> **Problem details**
Exclude all pictures, then copy each of the records exactly as written.

> **Data records**

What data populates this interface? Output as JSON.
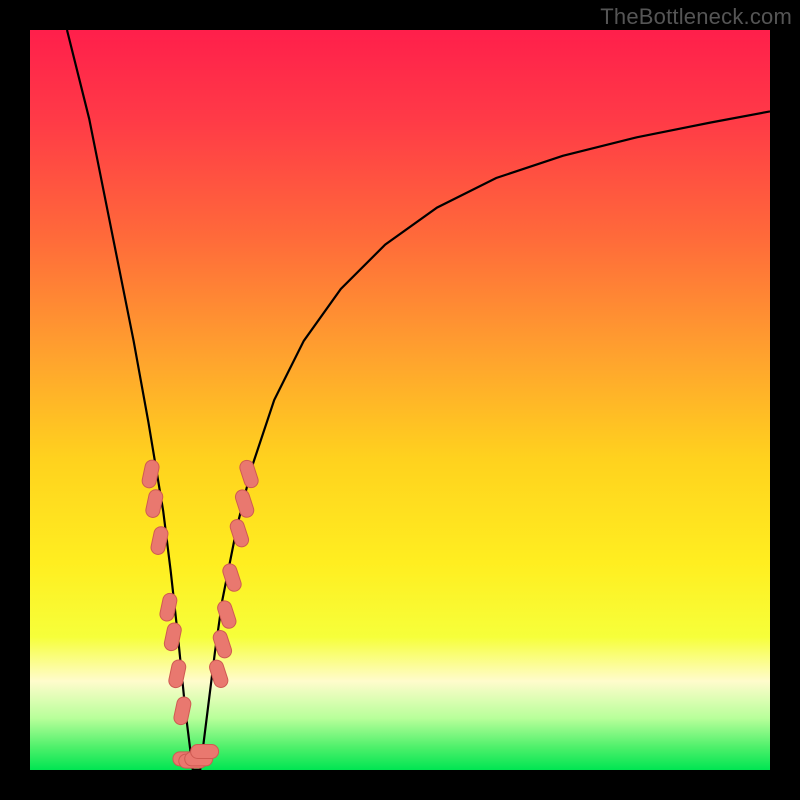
{
  "watermark": "TheBottleneck.com",
  "colors": {
    "frame": "#000000",
    "gradient_stops": [
      {
        "offset": 0.0,
        "color": "#ff1f4b"
      },
      {
        "offset": 0.12,
        "color": "#ff3a47"
      },
      {
        "offset": 0.28,
        "color": "#ff6a3a"
      },
      {
        "offset": 0.44,
        "color": "#ffa22e"
      },
      {
        "offset": 0.58,
        "color": "#ffd21e"
      },
      {
        "offset": 0.72,
        "color": "#ffee20"
      },
      {
        "offset": 0.82,
        "color": "#f6ff3a"
      },
      {
        "offset": 0.88,
        "color": "#fffccc"
      },
      {
        "offset": 0.93,
        "color": "#b8ff9a"
      },
      {
        "offset": 0.97,
        "color": "#4cf06a"
      },
      {
        "offset": 1.0,
        "color": "#00e552"
      }
    ],
    "curve": "#000000",
    "marker_fill": "#e9786f",
    "marker_stroke": "#cf5a52"
  },
  "chart_data": {
    "type": "line",
    "title": "",
    "xlabel": "",
    "ylabel": "",
    "xlim": [
      0,
      100
    ],
    "ylim": [
      0,
      100
    ],
    "optimum_x": 22,
    "series": [
      {
        "name": "bottleneck-curve",
        "x": [
          5,
          8,
          10,
          12,
          14,
          16,
          18,
          19,
          20,
          21,
          22,
          23,
          24,
          25,
          26,
          28,
          30,
          33,
          37,
          42,
          48,
          55,
          63,
          72,
          82,
          92,
          100
        ],
        "y": [
          100,
          88,
          78,
          68,
          58,
          47,
          35,
          27,
          18,
          8,
          0,
          0,
          8,
          16,
          23,
          33,
          41,
          50,
          58,
          65,
          71,
          76,
          80,
          83,
          85.5,
          87.5,
          89
        ]
      }
    ],
    "markers": {
      "left": [
        {
          "x": 16.3,
          "y": 40
        },
        {
          "x": 16.8,
          "y": 36
        },
        {
          "x": 17.5,
          "y": 31
        },
        {
          "x": 18.7,
          "y": 22
        },
        {
          "x": 19.3,
          "y": 18
        },
        {
          "x": 19.9,
          "y": 13
        },
        {
          "x": 20.6,
          "y": 8
        }
      ],
      "right": [
        {
          "x": 25.5,
          "y": 13
        },
        {
          "x": 26.0,
          "y": 17
        },
        {
          "x": 26.6,
          "y": 21
        },
        {
          "x": 27.3,
          "y": 26
        },
        {
          "x": 28.3,
          "y": 32
        },
        {
          "x": 29.0,
          "y": 36
        },
        {
          "x": 29.6,
          "y": 40
        }
      ],
      "bottom": [
        {
          "x": 21.2,
          "y": 1.5
        },
        {
          "x": 22.0,
          "y": 1.2
        },
        {
          "x": 22.8,
          "y": 1.5
        },
        {
          "x": 23.6,
          "y": 2.5
        }
      ]
    }
  }
}
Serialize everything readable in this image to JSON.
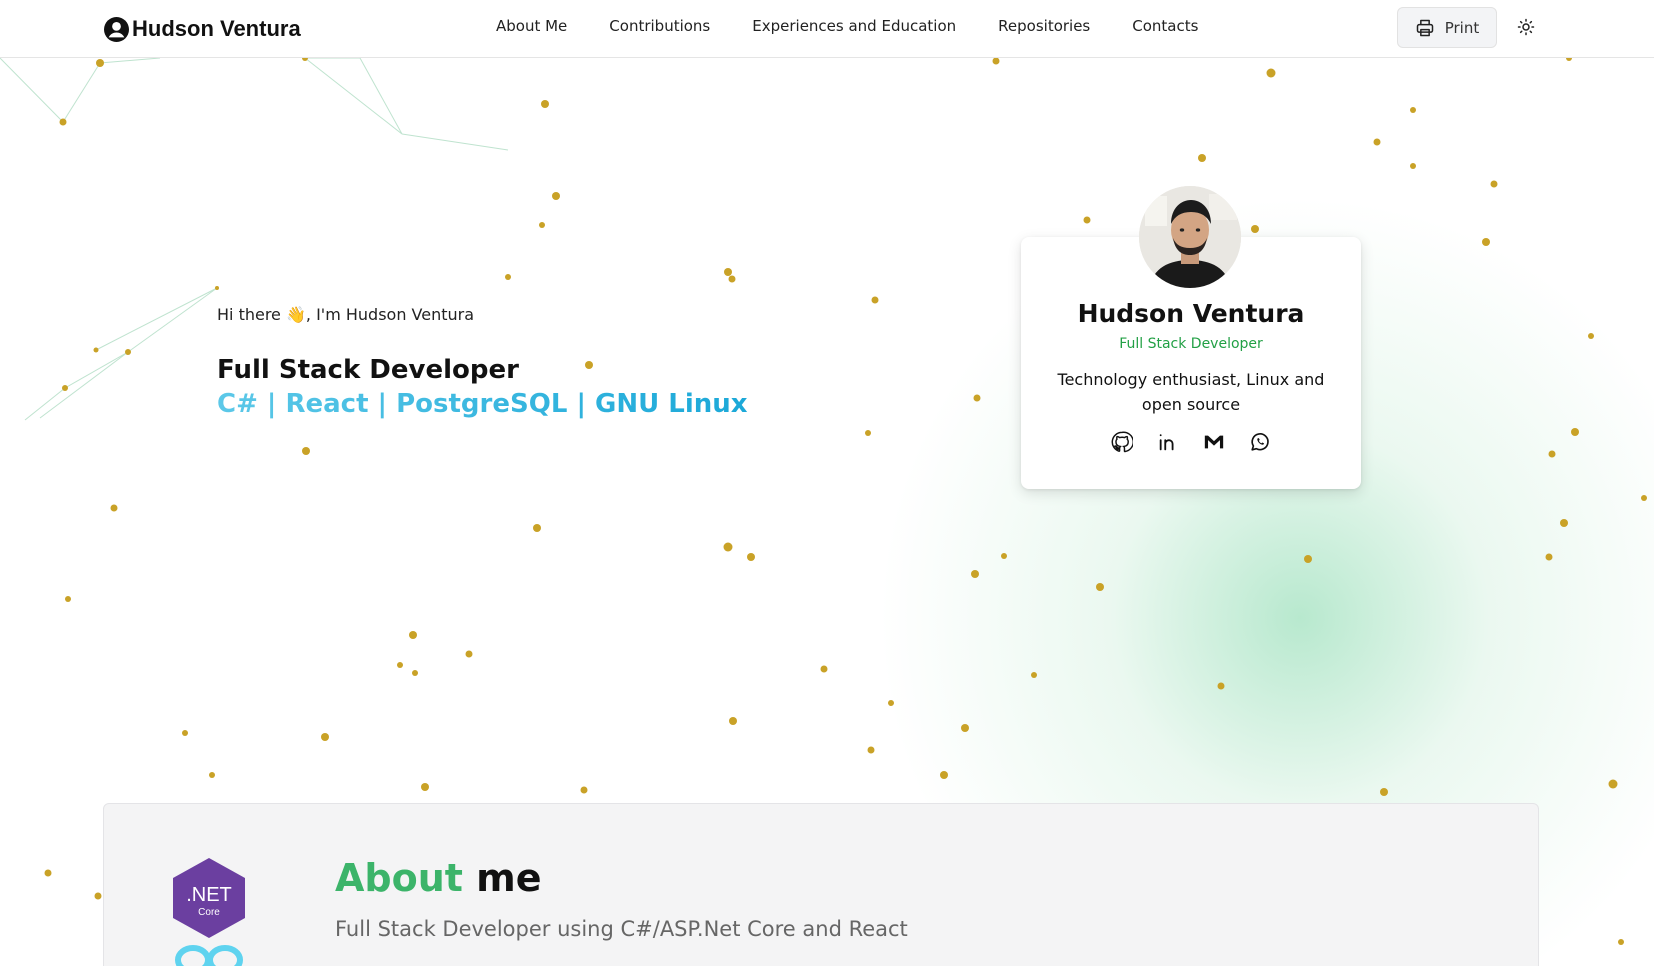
{
  "header": {
    "brand": "Hudson Ventura",
    "nav": [
      "About Me",
      "Contributions",
      "Experiences and Education",
      "Repositories",
      "Contacts"
    ],
    "print_label": "Print"
  },
  "hero": {
    "greeting": "Hi there 👋, I'm Hudson Ventura",
    "role": "Full Stack Developer",
    "stack": "C# | React | PostgreSQL | GNU Linux"
  },
  "card": {
    "name": "Hudson Ventura",
    "role": "Full Stack Developer",
    "bio": "Technology enthusiast, Linux and open source",
    "social": [
      "github-icon",
      "linkedin-icon",
      "gmail-icon",
      "whatsapp-icon"
    ]
  },
  "about": {
    "title_accent": "About",
    "title_rest": "me",
    "subtitle": "Full Stack Developer using C#/ASP.Net Core and React",
    "logo_text": ".NET",
    "logo_subtext": "Core"
  },
  "colors": {
    "accent_green": "#22a045",
    "stack_blue": "#1ba8d8",
    "dotnet_purple": "#6b3fa0",
    "particle_gold": "#c9a227"
  }
}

> **Right answer**
What data populates this interface? Output as JSON.
{
  "watermark": "TheBottleneck.com",
  "colors": {
    "frame": "#000000",
    "gradient_stops": [
      {
        "offset": 0.0,
        "color": "#ff1f4b"
      },
      {
        "offset": 0.12,
        "color": "#ff3a47"
      },
      {
        "offset": 0.28,
        "color": "#ff6a3a"
      },
      {
        "offset": 0.44,
        "color": "#ffa22e"
      },
      {
        "offset": 0.58,
        "color": "#ffd21e"
      },
      {
        "offset": 0.72,
        "color": "#ffee20"
      },
      {
        "offset": 0.82,
        "color": "#f6ff3a"
      },
      {
        "offset": 0.88,
        "color": "#fffccc"
      },
      {
        "offset": 0.93,
        "color": "#b8ff9a"
      },
      {
        "offset": 0.97,
        "color": "#4cf06a"
      },
      {
        "offset": 1.0,
        "color": "#00e552"
      }
    ],
    "curve": "#000000",
    "marker_fill": "#e9786f",
    "marker_stroke": "#cf5a52"
  },
  "chart_data": {
    "type": "line",
    "title": "",
    "xlabel": "",
    "ylabel": "",
    "xlim": [
      0,
      100
    ],
    "ylim": [
      0,
      100
    ],
    "optimum_x": 22,
    "series": [
      {
        "name": "bottleneck-curve",
        "x": [
          5,
          8,
          10,
          12,
          14,
          16,
          18,
          19,
          20,
          21,
          22,
          23,
          24,
          25,
          26,
          28,
          30,
          33,
          37,
          42,
          48,
          55,
          63,
          72,
          82,
          92,
          100
        ],
        "y": [
          100,
          88,
          78,
          68,
          58,
          47,
          35,
          27,
          18,
          8,
          0,
          0,
          8,
          16,
          23,
          33,
          41,
          50,
          58,
          65,
          71,
          76,
          80,
          83,
          85.5,
          87.5,
          89
        ]
      }
    ],
    "markers": {
      "left": [
        {
          "x": 16.3,
          "y": 40
        },
        {
          "x": 16.8,
          "y": 36
        },
        {
          "x": 17.5,
          "y": 31
        },
        {
          "x": 18.7,
          "y": 22
        },
        {
          "x": 19.3,
          "y": 18
        },
        {
          "x": 19.9,
          "y": 13
        },
        {
          "x": 20.6,
          "y": 8
        }
      ],
      "right": [
        {
          "x": 25.5,
          "y": 13
        },
        {
          "x": 26.0,
          "y": 17
        },
        {
          "x": 26.6,
          "y": 21
        },
        {
          "x": 27.3,
          "y": 26
        },
        {
          "x": 28.3,
          "y": 32
        },
        {
          "x": 29.0,
          "y": 36
        },
        {
          "x": 29.6,
          "y": 40
        }
      ],
      "bottom": [
        {
          "x": 21.2,
          "y": 1.5
        },
        {
          "x": 22.0,
          "y": 1.2
        },
        {
          "x": 22.8,
          "y": 1.5
        },
        {
          "x": 23.6,
          "y": 2.5
        }
      ]
    }
  }
}
Serialize everything readable in this image to JSON.
{
  "header": {
    "brand": "Hudson Ventura",
    "nav": [
      "About Me",
      "Contributions",
      "Experiences and Education",
      "Repositories",
      "Contacts"
    ],
    "print_label": "Print"
  },
  "hero": {
    "greeting": "Hi there 👋, I'm Hudson Ventura",
    "role": "Full Stack Developer",
    "stack": "C# | React | PostgreSQL | GNU Linux"
  },
  "card": {
    "name": "Hudson Ventura",
    "role": "Full Stack Developer",
    "bio": "Technology enthusiast, Linux and open source",
    "social": [
      "github-icon",
      "linkedin-icon",
      "gmail-icon",
      "whatsapp-icon"
    ]
  },
  "about": {
    "title_accent": "About",
    "title_rest": "me",
    "subtitle": "Full Stack Developer using C#/ASP.Net Core and React",
    "logo_text": ".NET",
    "logo_subtext": "Core"
  },
  "colors": {
    "accent_green": "#22a045",
    "stack_blue": "#1ba8d8",
    "dotnet_purple": "#6b3fa0",
    "particle_gold": "#c9a227"
  }
}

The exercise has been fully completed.